▶ [Instructions to follow]
Pictures don't belong in the copy; print all the records exactly.
>> Begin Task material
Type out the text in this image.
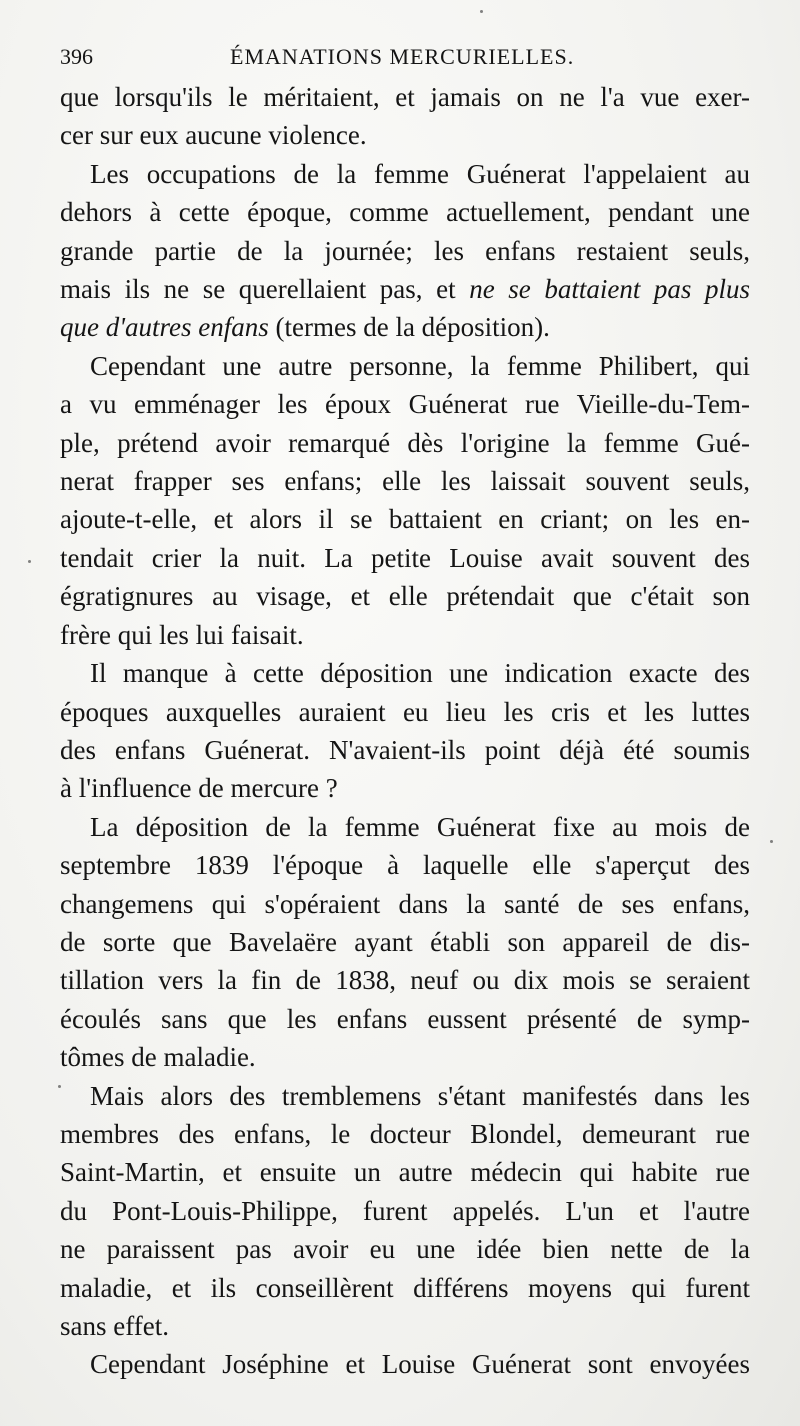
396	ÉMANATIONS MERCURIELLES.

que lorsqu'ils le méritaient, et jamais on ne l'a vue exer-

cer sur eux aucune violence.

Les occupations de la femme Guénerat l'appelaient au

dehors à cette époque, comme actuellement, pendant une

grande partie de la journée; les enfans restaient seuls,

mais ils ne se querellaient pas, et ne se battaient pas plus

que d'autres enfans (termes de la déposition).

Cependant une autre personne, la femme Philibert, qui

a vu emménager les époux Guénerat rue Vieille-du-Tem-

ple, prétend avoir remarqué dès l'origine la femme Gué-

nerat frapper ses enfans; elle les laissait souvent seuls,

ajoute-t-elle, et alors il se battaient en criant; on les en-

tendait crier la nuit. La petite Louise avait souvent des

égratignures au visage, et elle prétendait que c'était son

frère qui les lui faisait.

Il manque à cette déposition une indication exacte des

époques auxquelles auraient eu lieu les cris et les luttes

des enfans Guénerat. N'avaient-ils point déjà été soumis

à l'influence de mercure ?

La déposition de la femme Guénerat fixe au mois de

septembre 1839 l'époque à laquelle elle s'aperçut des

changemens qui s'opéraient dans la santé de ses enfans,

de sorte que Bavelaëre ayant établi son appareil de dis-

tillation vers la fin de 1838, neuf ou dix mois se seraient

écoulés sans que les enfans eussent présenté de symp-

tômes de maladie.

Mais alors des tremblemens s'étant manifestés dans les

membres des enfans, le docteur Blondel, demeurant rue

Saint-Martin, et ensuite un autre médecin qui habite rue

du Pont-Louis-Philippe, furent appelés. L'un et l'autre

ne paraissent pas avoir eu une idée bien nette de la

maladie, et ils conseillèrent différens moyens qui furent

sans effet.

Cependant Joséphine et Louise Guénerat sont envoyées
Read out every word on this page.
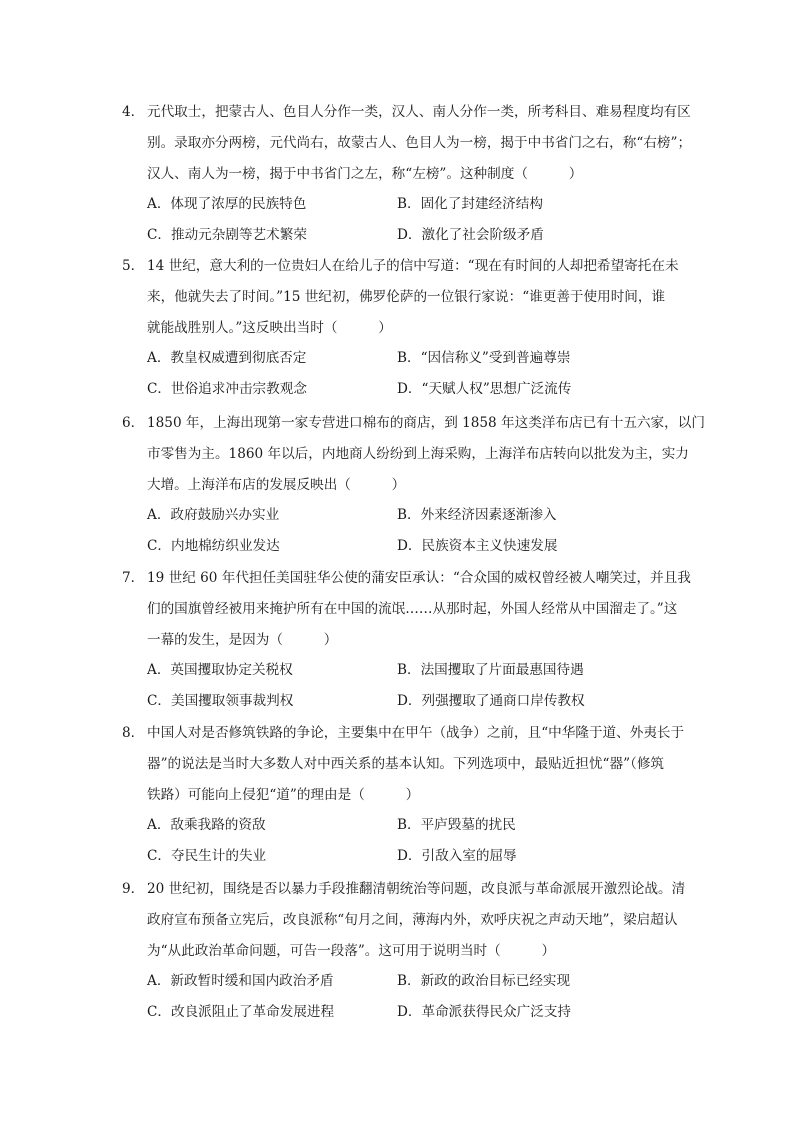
4． 元代取士，把蒙古人、色目人分作一类，汉人、南人分作一类，所考科目、难易程度均有区
别。录取亦分两榜，元代尚右，故蒙古人、色目人为一榜，揭于中书省门之右，称“右榜”；
汉人、南人为一榜，揭于中书省门之左，称“左榜”。这种制度（　　　）
A．体现了浓厚的民族特色	B．固化了封建经济结构
C．推动元杂剧等艺术繁荣	D．激化了社会阶级矛盾
5． 14 世纪，意大利的一位贵妇人在给儿子的信中写道：“现在有时间的人却把希望寄托在未
来，他就失去了时间。”15 世纪初，佛罗伦萨的一位银行家说：“谁更善于使用时间，谁
就能战胜别人。”这反映出当时（　　　）
A．教皇权威遭到彻底否定	B．“因信称义”受到普遍尊崇
C．世俗追求冲击宗教观念	D．“天赋人权”思想广泛流传
6． 1850 年，上海出现第一家专营进口棉布的商店，到 1858 年这类洋布店已有十五六家，以门
市零售为主。1860 年以后，内地商人纷纷到上海采购，上海洋布店转向以批发为主，实力
大增。上海洋布店的发展反映出（　　　）
A．政府鼓励兴办实业	B．外来经济因素逐渐渗入
C．内地棉纺织业发达	D．民族资本主义快速发展
7． 19 世纪 60 年代担任美国驻华公使的蒲安臣承认：“合众国的威权曾经被人嘲笑过，并且我
们的国旗曾经被用来掩护所有在中国的流氓……从那时起，外国人经常从中国溜走了。”这
一幕的发生，是因为（　　　）
A．英国攫取协定关税权	B．法国攫取了片面最惠国待遇
C．美国攫取领事裁判权	D．列强攫取了通商口岸传教权
8． 中国人对是否修筑铁路的争论，主要集中在甲午（战争）之前，且“中华隆于道、外夷长于
器”的说法是当时大多数人对中西关系的基本认知。下列选项中，最贴近担忧“器”（修筑
铁路）可能向上侵犯“道”的理由是（　　　）
A．敌乘我路的资敌	B．平庐毁墓的扰民
C．夺民生计的失业	D．引敌入室的屈辱
9． 20 世纪初，围绕是否以暴力手段推翻清朝统治等问题，改良派与革命派展开激烈论战。清
政府宣布预备立宪后，改良派称“旬月之间，薄海内外，欢呼庆祝之声动天地”，梁启超认
为“从此政治革命问题，可告一段落”。这可用于说明当时（　　　）
A．新政暂时缓和国内政治矛盾	B．新政的政治目标已经实现
C．改良派阻止了革命发展进程	D．革命派获得民众广泛支持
>> End Task material
▶ [Answer in full]
Type out the text in this image.
396	ÉMANATIONS MERCURIELLES.

que lorsqu'ils le méritaient, et jamais on ne l'a vue exer-

cer sur eux aucune violence.

Les occupations de la femme Guénerat l'appelaient au

dehors à cette époque, comme actuellement, pendant une

grande partie de la journée; les enfans restaient seuls,

mais ils ne se querellaient pas, et ne se battaient pas plus

que d'autres enfans (termes de la déposition).

Cependant une autre personne, la femme Philibert, qui

a vu emménager les époux Guénerat rue Vieille-du-Tem-

ple, prétend avoir remarqué dès l'origine la femme Gué-

nerat frapper ses enfans; elle les laissait souvent seuls,

ajoute-t-elle, et alors il se battaient en criant; on les en-

tendait crier la nuit. La petite Louise avait souvent des

égratignures au visage, et elle prétendait que c'était son

frère qui les lui faisait.

Il manque à cette déposition une indication exacte des

époques auxquelles auraient eu lieu les cris et les luttes

des enfans Guénerat. N'avaient-ils point déjà été soumis

à l'influence de mercure ?

La déposition de la femme Guénerat fixe au mois de

septembre 1839 l'époque à laquelle elle s'aperçut des

changemens qui s'opéraient dans la santé de ses enfans,

de sorte que Bavelaëre ayant établi son appareil de dis-

tillation vers la fin de 1838, neuf ou dix mois se seraient

écoulés sans que les enfans eussent présenté de symp-

tômes de maladie.

Mais alors des tremblemens s'étant manifestés dans les

membres des enfans, le docteur Blondel, demeurant rue

Saint-Martin, et ensuite un autre médecin qui habite rue

du Pont-Louis-Philippe, furent appelés. L'un et l'autre

ne paraissent pas avoir eu une idée bien nette de la

maladie, et ils conseillèrent différens moyens qui furent

sans effet.

Cependant Joséphine et Louise Guénerat sont envoyées
Read out every word on this page.
4． 元代取士，把蒙古人、色目人分作一类，汉人、南人分作一类，所考科目、难易程度均有区
别。录取亦分两榜，元代尚右，故蒙古人、色目人为一榜，揭于中书省门之右，称“右榜”；
汉人、南人为一榜，揭于中书省门之左，称“左榜”。这种制度（　　　）
A．体现了浓厚的民族特色	B．固化了封建经济结构
C．推动元杂剧等艺术繁荣	D．激化了社会阶级矛盾
5． 14 世纪，意大利的一位贵妇人在给儿子的信中写道：“现在有时间的人却把希望寄托在未
来，他就失去了时间。”15 世纪初，佛罗伦萨的一位银行家说：“谁更善于使用时间，谁
就能战胜别人。”这反映出当时（　　　）
A．教皇权威遭到彻底否定	B．“因信称义”受到普遍尊崇
C．世俗追求冲击宗教观念	D．“天赋人权”思想广泛流传
6． 1850 年，上海出现第一家专营进口棉布的商店，到 1858 年这类洋布店已有十五六家，以门
市零售为主。1860 年以后，内地商人纷纷到上海采购，上海洋布店转向以批发为主，实力
大增。上海洋布店的发展反映出（　　　）
A．政府鼓励兴办实业	B．外来经济因素逐渐渗入
C．内地棉纺织业发达	D．民族资本主义快速发展
7． 19 世纪 60 年代担任美国驻华公使的蒲安臣承认：“合众国的威权曾经被人嘲笑过，并且我
们的国旗曾经被用来掩护所有在中国的流氓……从那时起，外国人经常从中国溜走了。”这
一幕的发生，是因为（　　　）
A．英国攫取协定关税权	B．法国攫取了片面最惠国待遇
C．美国攫取领事裁判权	D．列强攫取了通商口岸传教权
8． 中国人对是否修筑铁路的争论，主要集中在甲午（战争）之前，且“中华隆于道、外夷长于
器”的说法是当时大多数人对中西关系的基本认知。下列选项中，最贴近担忧“器”（修筑
铁路）可能向上侵犯“道”的理由是（　　　）
A．敌乘我路的资敌	B．平庐毁墓的扰民
C．夺民生计的失业	D．引敌入室的屈辱
9． 20 世纪初，围绕是否以暴力手段推翻清朝统治等问题，改良派与革命派展开激烈论战。清
政府宣布预备立宪后，改良派称“旬月之间，薄海内外，欢呼庆祝之声动天地”，梁启超认
为“从此政治革命问题，可告一段落”。这可用于说明当时（　　　）
A．新政暂时缓和国内政治矛盾	B．新政的政治目标已经实现
C．改良派阻止了革命发展进程	D．革命派获得民众广泛支持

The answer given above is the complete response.